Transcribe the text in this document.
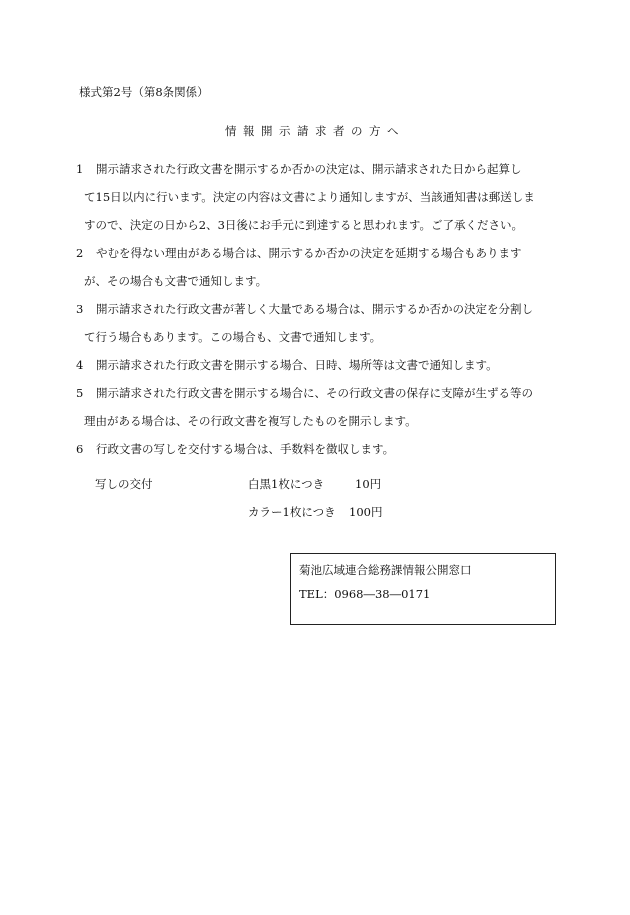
様式第2号（第8条関係）
情報開示請求者の方へ
1 開示請求された行政文書を開示するか否かの決定は、開示請求された日から起算し
て15日以内に行います。決定の内容は文書により通知しますが、当該通知書は郵送しま
すので、決定の日から2、3日後にお手元に到達すると思われます。ご了承ください。
2 やむを得ない理由がある場合は、開示するか否かの決定を延期する場合もあります
が、その場合も文書で通知します。
3 開示請求された行政文書が著しく大量である場合は、開示するか否かの決定を分割し
て行う場合もあります。この場合も、文書で通知します。
4 開示請求された行政文書を開示する場合、日時、場所等は文書で通知します。
5 開示請求された行政文書を開示する場合に、その行政文書の保存に支障が生ずる等の
理由がある場合は、その行政文書を複写したものを開示します。
6 行政文書の写しを交付する場合は、手数料を徴収します。
写しの交付	白黒1枚につき	10円
カラー1枚につき 100円
菊池広域連合総務課情報公開窓口
TEL：0968―38―0171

● ● ● ●

* Work instructions:
Reproduce the material word for word. Any pictures should be left out of the copy.

* Response to the task:
Transcribe the text in this document.
様式第2号（第8条関係）
情報開示請求者の方へ
1 開示請求された行政文書を開示するか否かの決定は、開示請求された日から起算し
て15日以内に行います。決定の内容は文書により通知しますが、当該通知書は郵送しま
すので、決定の日から2、3日後にお手元に到達すると思われます。ご了承ください。
2 やむを得ない理由がある場合は、開示するか否かの決定を延期する場合もあります
が、その場合も文書で通知します。
3 開示請求された行政文書が著しく大量である場合は、開示するか否かの決定を分割し
て行う場合もあります。この場合も、文書で通知します。
4 開示請求された行政文書を開示する場合、日時、場所等は文書で通知します。
5 開示請求された行政文書を開示する場合に、その行政文書の保存に支障が生ずる等の
理由がある場合は、その行政文書を複写したものを開示します。
6 行政文書の写しを交付する場合は、手数料を徴収します。
写しの交付	白黒1枚につき	10円
カラー1枚につき 100円
菊池広域連合総務課情報公開窓口
TEL：0968―38―0171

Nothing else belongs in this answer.